◆ TASK DETAILS
Copy the records below line for line without changing anything, but leave out the pictures.

+===+

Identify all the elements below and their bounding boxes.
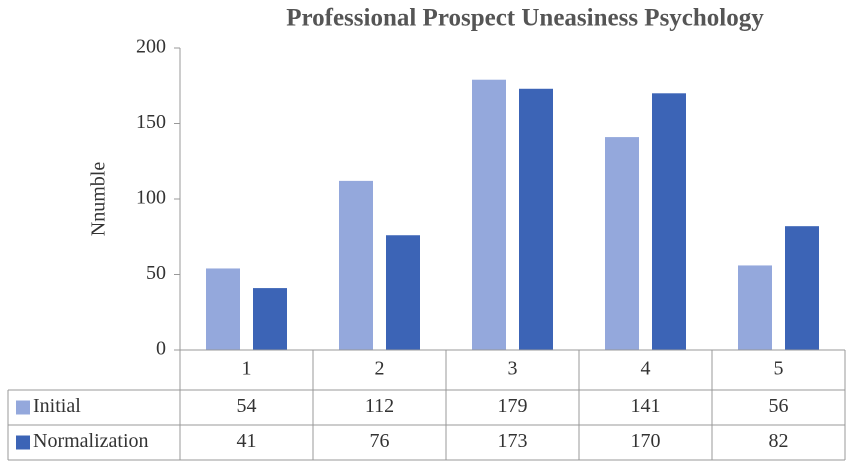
x-tick-label: 1 xyxy=(242,358,252,380)
bar xyxy=(738,265,772,350)
y-tick-label: 150 xyxy=(136,111,166,133)
x-tick-label: 4 xyxy=(641,358,651,380)
table-value: 54 xyxy=(237,395,257,417)
table-value: 56 xyxy=(769,395,789,417)
bar xyxy=(519,88,553,351)
bar xyxy=(472,79,506,351)
x-tick-label: 5 xyxy=(774,358,784,380)
bar xyxy=(386,235,420,350)
y-tick-label: 200 xyxy=(136,36,166,58)
y-tick-label: 0 xyxy=(156,338,166,360)
bar xyxy=(785,226,819,350)
legend-swatch xyxy=(16,400,30,415)
y-tick-label: 100 xyxy=(136,187,166,209)
x-tick-label: 3 xyxy=(508,358,518,380)
table-value: 41 xyxy=(237,430,257,452)
table-value: 82 xyxy=(769,430,789,452)
bar xyxy=(605,137,639,350)
x-tick-label: 2 xyxy=(375,358,385,380)
legend-label: Initial xyxy=(33,395,81,417)
y-axis-label: Nnumble xyxy=(88,162,110,237)
table-value: 179 xyxy=(498,395,528,417)
table-value: 173 xyxy=(498,430,528,452)
table-value: 141 xyxy=(631,395,661,417)
table-value: 112 xyxy=(365,395,394,417)
table-value: 76 xyxy=(370,430,390,452)
bar xyxy=(206,268,240,350)
bar xyxy=(652,93,686,351)
y-tick-label: 50 xyxy=(146,262,166,284)
legend-label: Normalization xyxy=(33,430,149,452)
chart-title: Professional Prospect Uneasiness Psychol… xyxy=(286,5,764,32)
bar xyxy=(253,288,287,350)
table-value: 170 xyxy=(631,430,661,452)
bar xyxy=(339,180,373,350)
legend-swatch xyxy=(16,435,30,450)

+===+

◆ EXERCISE SOLUTION
Identify all the elements below and their bounding boxes.
x-tick-label: 1 xyxy=(242,358,252,380)
bar xyxy=(738,265,772,350)
y-tick-label: 150 xyxy=(136,111,166,133)
x-tick-label: 4 xyxy=(641,358,651,380)
table-value: 54 xyxy=(237,395,257,417)
table-value: 56 xyxy=(769,395,789,417)
bar xyxy=(519,88,553,351)
bar xyxy=(472,79,506,351)
x-tick-label: 5 xyxy=(774,358,784,380)
bar xyxy=(386,235,420,350)
y-tick-label: 200 xyxy=(136,36,166,58)
y-tick-label: 0 xyxy=(156,338,166,360)
bar xyxy=(785,226,819,350)
legend-swatch xyxy=(16,400,30,415)
y-tick-label: 100 xyxy=(136,187,166,209)
x-tick-label: 3 xyxy=(508,358,518,380)
table-value: 41 xyxy=(237,430,257,452)
table-value: 82 xyxy=(769,430,789,452)
bar xyxy=(605,137,639,350)
x-tick-label: 2 xyxy=(375,358,385,380)
legend-label: Initial xyxy=(33,395,81,417)
y-axis-label: Nnumble xyxy=(88,162,110,237)
table-value: 179 xyxy=(498,395,528,417)
table-value: 173 xyxy=(498,430,528,452)
table-value: 141 xyxy=(631,395,661,417)
table-value: 112 xyxy=(365,395,394,417)
table-value: 76 xyxy=(370,430,390,452)
bar xyxy=(206,268,240,350)
bar xyxy=(652,93,686,351)
y-tick-label: 50 xyxy=(146,262,166,284)
legend-label: Normalization xyxy=(33,430,149,452)
chart-title: Professional Prospect Uneasiness Psychol… xyxy=(286,5,764,32)
bar xyxy=(253,288,287,350)
table-value: 170 xyxy=(631,430,661,452)
bar xyxy=(339,180,373,350)
legend-swatch xyxy=(16,435,30,450)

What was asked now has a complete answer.